## WRITTEN PROBLEM:
Copy out the entries in full and with complete accuracy; pictures are excluded.

## DATASET EXTRACT:

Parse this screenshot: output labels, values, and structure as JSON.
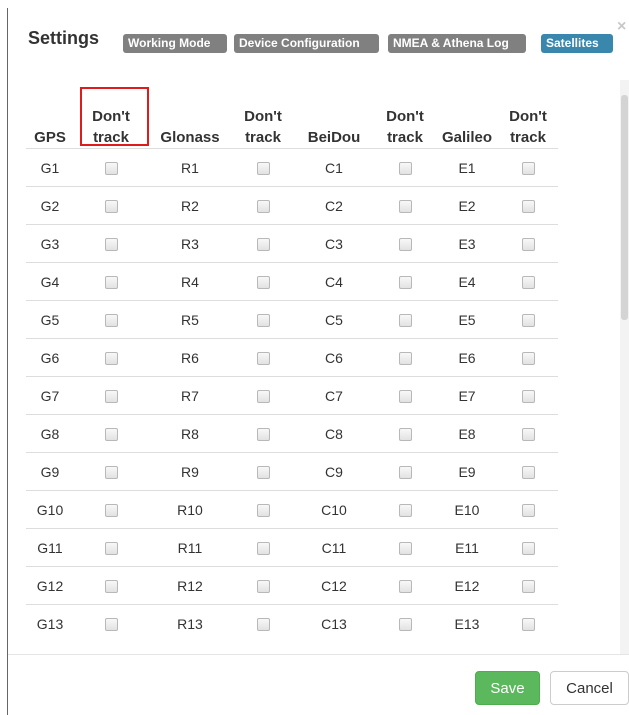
{
  "dialog": {
    "title": "Settings",
    "close_symbol": "×",
    "tabs": [
      {
        "label": "Working Mode",
        "active": false
      },
      {
        "label": "Device Configuration",
        "active": false
      },
      {
        "label": "NMEA & Athena Log",
        "active": false
      },
      {
        "label": "Satellites",
        "active": true
      }
    ]
  },
  "table": {
    "headers": [
      "GPS",
      "Don't track",
      "Glonass",
      "Don't track",
      "BeiDou",
      "Don't track",
      "Galileo",
      "Don't track"
    ],
    "rows": [
      {
        "gps": "G1",
        "glonass": "R1",
        "beidou": "C1",
        "galileo": "E1"
      },
      {
        "gps": "G2",
        "glonass": "R2",
        "beidou": "C2",
        "galileo": "E2"
      },
      {
        "gps": "G3",
        "glonass": "R3",
        "beidou": "C3",
        "galileo": "E3"
      },
      {
        "gps": "G4",
        "glonass": "R4",
        "beidou": "C4",
        "galileo": "E4"
      },
      {
        "gps": "G5",
        "glonass": "R5",
        "beidou": "C5",
        "galileo": "E5"
      },
      {
        "gps": "G6",
        "glonass": "R6",
        "beidou": "C6",
        "galileo": "E6"
      },
      {
        "gps": "G7",
        "glonass": "R7",
        "beidou": "C7",
        "galileo": "E7"
      },
      {
        "gps": "G8",
        "glonass": "R8",
        "beidou": "C8",
        "galileo": "E8"
      },
      {
        "gps": "G9",
        "glonass": "R9",
        "beidou": "C9",
        "galileo": "E9"
      },
      {
        "gps": "G10",
        "glonass": "R10",
        "beidou": "C10",
        "galileo": "E10"
      },
      {
        "gps": "G11",
        "glonass": "R11",
        "beidou": "C11",
        "galileo": "E11"
      },
      {
        "gps": "G12",
        "glonass": "R12",
        "beidou": "C12",
        "galileo": "E12"
      },
      {
        "gps": "G13",
        "glonass": "R13",
        "beidou": "C13",
        "galileo": "E13"
      }
    ]
  },
  "footer": {
    "save_label": "Save",
    "cancel_label": "Cancel"
  },
  "colors": {
    "tab_default": "#808080",
    "tab_active": "#3a87ad",
    "save_button": "#5cb85c",
    "highlight_border": "#e11b1b"
  }
}
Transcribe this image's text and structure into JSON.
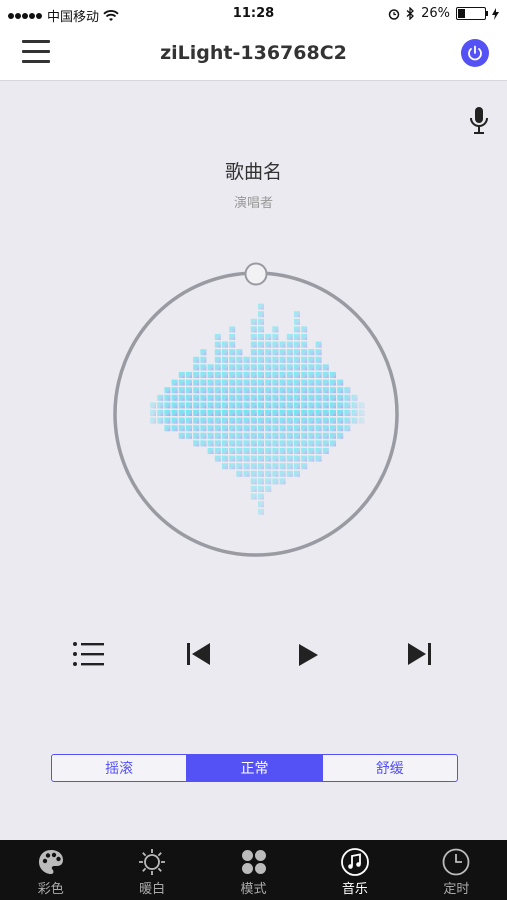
{
  "status_bar": {
    "carrier": "中国移动",
    "time": "11:28",
    "battery": "26%",
    "battery_level": 0.26
  },
  "header": {
    "title": "ziLight-136768C2"
  },
  "player": {
    "song_title": "歌曲名",
    "artist": "演唱者"
  },
  "modes": [
    {
      "label": "摇滚",
      "active": false
    },
    {
      "label": "正常",
      "active": true
    },
    {
      "label": "舒缓",
      "active": false
    }
  ],
  "tabs": [
    {
      "label": "彩色",
      "icon": "palette-icon"
    },
    {
      "label": "暖白",
      "icon": "sun-icon"
    },
    {
      "label": "模式",
      "icon": "modes-icon"
    },
    {
      "label": "音乐",
      "icon": "music-icon",
      "active": true
    },
    {
      "label": "定时",
      "icon": "clock-icon"
    }
  ],
  "colors": {
    "accent": "#5552f5",
    "viz_cyan": "#4ff3f0",
    "viz_purple": "#b49cf0"
  }
}
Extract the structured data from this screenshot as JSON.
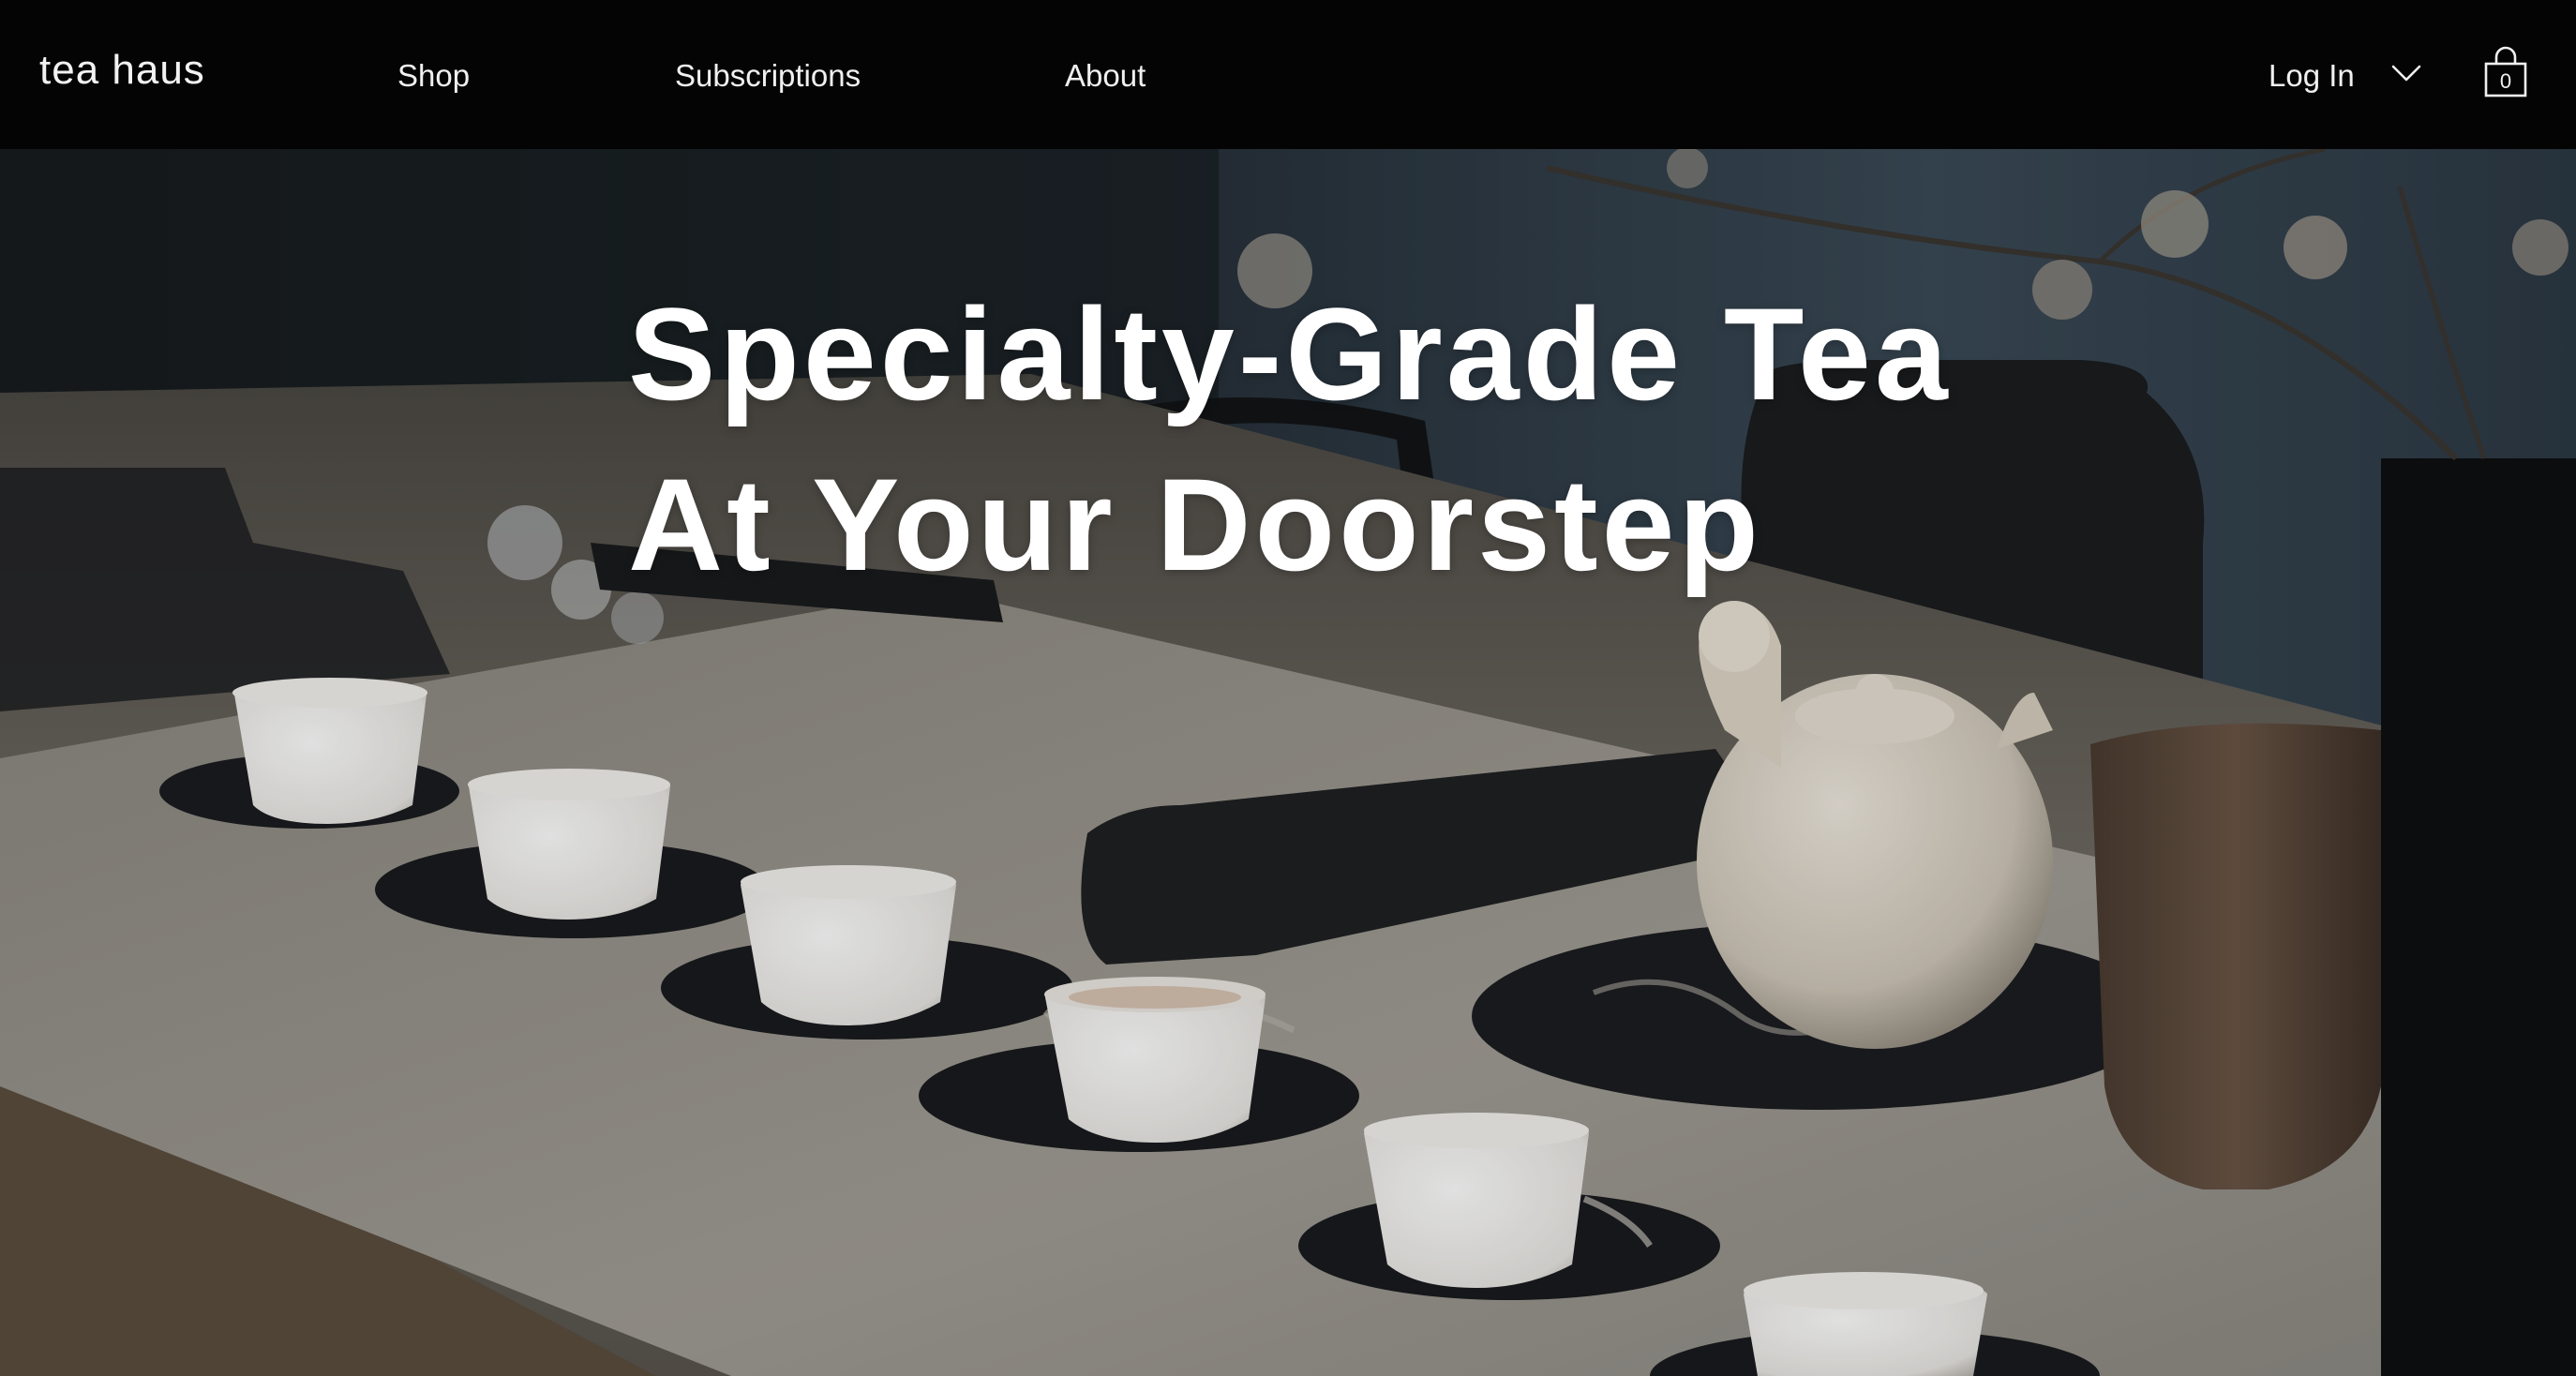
{
  "brand": {
    "name": "tea haus"
  },
  "nav": {
    "items": [
      {
        "label": "Shop"
      },
      {
        "label": "Subscriptions"
      },
      {
        "label": "About"
      }
    ]
  },
  "account": {
    "login_label": "Log In",
    "cart_count": "0"
  },
  "hero": {
    "title_line1": "Specialty-Grade Tea",
    "title_line2": "At Your Doorstep"
  },
  "icons": {
    "login_dropdown": "chevron-down-icon",
    "cart": "shopping-bag-icon"
  },
  "colors": {
    "header_bg": "#040404",
    "text": "#ffffff"
  }
}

## SOLUTION TO THIS EXERCISE:
Parse this screenshot: output labels, values, and structure as JSON.
{
  "dialog": {
    "title": "Settings",
    "close_symbol": "×",
    "tabs": [
      {
        "label": "Working Mode",
        "active": false
      },
      {
        "label": "Device Configuration",
        "active": false
      },
      {
        "label": "NMEA & Athena Log",
        "active": false
      },
      {
        "label": "Satellites",
        "active": true
      }
    ]
  },
  "table": {
    "headers": [
      "GPS",
      "Don't track",
      "Glonass",
      "Don't track",
      "BeiDou",
      "Don't track",
      "Galileo",
      "Don't track"
    ],
    "rows": [
      {
        "gps": "G1",
        "glonass": "R1",
        "beidou": "C1",
        "galileo": "E1"
      },
      {
        "gps": "G2",
        "glonass": "R2",
        "beidou": "C2",
        "galileo": "E2"
      },
      {
        "gps": "G3",
        "glonass": "R3",
        "beidou": "C3",
        "galileo": "E3"
      },
      {
        "gps": "G4",
        "glonass": "R4",
        "beidou": "C4",
        "galileo": "E4"
      },
      {
        "gps": "G5",
        "glonass": "R5",
        "beidou": "C5",
        "galileo": "E5"
      },
      {
        "gps": "G6",
        "glonass": "R6",
        "beidou": "C6",
        "galileo": "E6"
      },
      {
        "gps": "G7",
        "glonass": "R7",
        "beidou": "C7",
        "galileo": "E7"
      },
      {
        "gps": "G8",
        "glonass": "R8",
        "beidou": "C8",
        "galileo": "E8"
      },
      {
        "gps": "G9",
        "glonass": "R9",
        "beidou": "C9",
        "galileo": "E9"
      },
      {
        "gps": "G10",
        "glonass": "R10",
        "beidou": "C10",
        "galileo": "E10"
      },
      {
        "gps": "G11",
        "glonass": "R11",
        "beidou": "C11",
        "galileo": "E11"
      },
      {
        "gps": "G12",
        "glonass": "R12",
        "beidou": "C12",
        "galileo": "E12"
      },
      {
        "gps": "G13",
        "glonass": "R13",
        "beidou": "C13",
        "galileo": "E13"
      }
    ]
  },
  "footer": {
    "save_label": "Save",
    "cancel_label": "Cancel"
  },
  "colors": {
    "tab_default": "#808080",
    "tab_active": "#3a87ad",
    "save_button": "#5cb85c",
    "highlight_border": "#e11b1b"
  }
}
Transcribe this image's text and structure into JSON.
{
  "status_bar": {
    "carrier": "中国移动",
    "time": "11:28",
    "battery": "26%",
    "battery_level": 0.26
  },
  "header": {
    "title": "ziLight-136768C2"
  },
  "player": {
    "song_title": "歌曲名",
    "artist": "演唱者"
  },
  "modes": [
    {
      "label": "摇滚",
      "active": false
    },
    {
      "label": "正常",
      "active": true
    },
    {
      "label": "舒缓",
      "active": false
    }
  ],
  "tabs": [
    {
      "label": "彩色",
      "icon": "palette-icon"
    },
    {
      "label": "暖白",
      "icon": "sun-icon"
    },
    {
      "label": "模式",
      "icon": "modes-icon"
    },
    {
      "label": "音乐",
      "icon": "music-icon",
      "active": true
    },
    {
      "label": "定时",
      "icon": "clock-icon"
    }
  ],
  "colors": {
    "accent": "#5552f5",
    "viz_cyan": "#4ff3f0",
    "viz_purple": "#b49cf0"
  }
}
Extract the structured data from this screenshot as JSON.
{
  "brand": {
    "name": "tea haus"
  },
  "nav": {
    "items": [
      {
        "label": "Shop"
      },
      {
        "label": "Subscriptions"
      },
      {
        "label": "About"
      }
    ]
  },
  "account": {
    "login_label": "Log In",
    "cart_count": "0"
  },
  "hero": {
    "title_line1": "Specialty-Grade Tea",
    "title_line2": "At Your Doorstep"
  },
  "icons": {
    "login_dropdown": "chevron-down-icon",
    "cart": "shopping-bag-icon"
  },
  "colors": {
    "header_bg": "#040404",
    "text": "#ffffff"
  }
}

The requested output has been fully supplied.